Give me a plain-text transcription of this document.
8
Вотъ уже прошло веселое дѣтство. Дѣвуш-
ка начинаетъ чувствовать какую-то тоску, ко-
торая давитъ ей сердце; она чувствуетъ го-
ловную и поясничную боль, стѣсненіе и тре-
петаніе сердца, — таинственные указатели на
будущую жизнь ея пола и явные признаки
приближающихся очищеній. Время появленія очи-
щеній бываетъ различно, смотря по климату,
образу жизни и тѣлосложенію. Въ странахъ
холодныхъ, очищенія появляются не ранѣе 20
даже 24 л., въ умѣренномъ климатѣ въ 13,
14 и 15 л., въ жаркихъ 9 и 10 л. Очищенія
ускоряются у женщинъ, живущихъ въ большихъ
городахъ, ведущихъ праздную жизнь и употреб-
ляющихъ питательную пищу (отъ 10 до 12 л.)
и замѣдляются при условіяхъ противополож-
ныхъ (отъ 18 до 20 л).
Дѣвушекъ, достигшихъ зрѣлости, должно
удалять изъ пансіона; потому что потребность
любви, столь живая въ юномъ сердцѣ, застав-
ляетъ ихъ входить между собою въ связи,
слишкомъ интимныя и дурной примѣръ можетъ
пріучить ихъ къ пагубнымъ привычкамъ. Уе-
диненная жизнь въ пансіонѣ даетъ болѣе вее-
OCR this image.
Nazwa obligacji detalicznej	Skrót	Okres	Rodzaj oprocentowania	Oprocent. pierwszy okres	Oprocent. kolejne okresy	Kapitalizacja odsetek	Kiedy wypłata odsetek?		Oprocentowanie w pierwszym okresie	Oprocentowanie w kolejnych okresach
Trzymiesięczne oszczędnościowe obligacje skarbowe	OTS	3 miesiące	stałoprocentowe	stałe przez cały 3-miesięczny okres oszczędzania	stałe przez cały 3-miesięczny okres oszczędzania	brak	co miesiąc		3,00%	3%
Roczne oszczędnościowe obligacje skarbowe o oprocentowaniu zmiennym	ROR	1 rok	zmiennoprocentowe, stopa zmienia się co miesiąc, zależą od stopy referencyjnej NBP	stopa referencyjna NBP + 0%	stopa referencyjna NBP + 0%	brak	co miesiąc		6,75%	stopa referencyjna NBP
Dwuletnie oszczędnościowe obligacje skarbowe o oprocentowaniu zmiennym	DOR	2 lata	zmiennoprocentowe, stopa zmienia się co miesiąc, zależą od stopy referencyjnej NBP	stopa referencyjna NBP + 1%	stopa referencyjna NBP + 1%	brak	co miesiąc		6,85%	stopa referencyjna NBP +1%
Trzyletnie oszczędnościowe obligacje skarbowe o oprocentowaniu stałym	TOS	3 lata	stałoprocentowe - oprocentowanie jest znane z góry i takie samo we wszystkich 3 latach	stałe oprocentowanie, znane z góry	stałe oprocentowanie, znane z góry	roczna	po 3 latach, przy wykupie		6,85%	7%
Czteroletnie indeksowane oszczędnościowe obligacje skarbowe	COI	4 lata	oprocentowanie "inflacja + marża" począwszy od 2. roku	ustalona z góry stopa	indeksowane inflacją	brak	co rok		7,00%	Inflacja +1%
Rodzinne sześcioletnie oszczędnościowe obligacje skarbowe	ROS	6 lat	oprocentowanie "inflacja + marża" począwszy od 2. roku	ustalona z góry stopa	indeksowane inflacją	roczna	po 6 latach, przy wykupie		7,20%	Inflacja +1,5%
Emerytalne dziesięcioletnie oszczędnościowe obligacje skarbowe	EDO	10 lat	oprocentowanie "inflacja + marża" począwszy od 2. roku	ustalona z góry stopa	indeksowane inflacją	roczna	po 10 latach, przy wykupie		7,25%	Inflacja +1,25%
◆ ◆ ◆ ◆ ◆
*Directions*. Copy every line of the listing where the word "ustalona" appears.

*Full answer*.
Czteroletnie indeksowane oszczędnościowe obligacje skarbowe	COI	4 lata	oprocentowanie "inflacja + marża" począwszy od 2. roku	ustalona z góry stopa	indeksowane inflacją	brak	co rok		7,00%	Inflacja +1%
Rodzinne sześcioletnie oszczędnościowe obligacje skarbowe	ROS	6 lat	oprocentowanie "inflacja + marża" począwszy od 2. roku	ustalona z góry stopa	indeksowane inflacją	roczna	po 6 latach, przy wykupie		7,20%	Inflacja +1,5%
Emerytalne dziesięcioletnie oszczędnościowe obligacje skarbowe	EDO	10 lat	oprocentowanie "inflacja + marża" począwszy od 2. roku	ustalona z góry stopa	indeksowane inflacją	roczna	po 10 latach, przy wykupie		7,25%	Inflacja +1,25%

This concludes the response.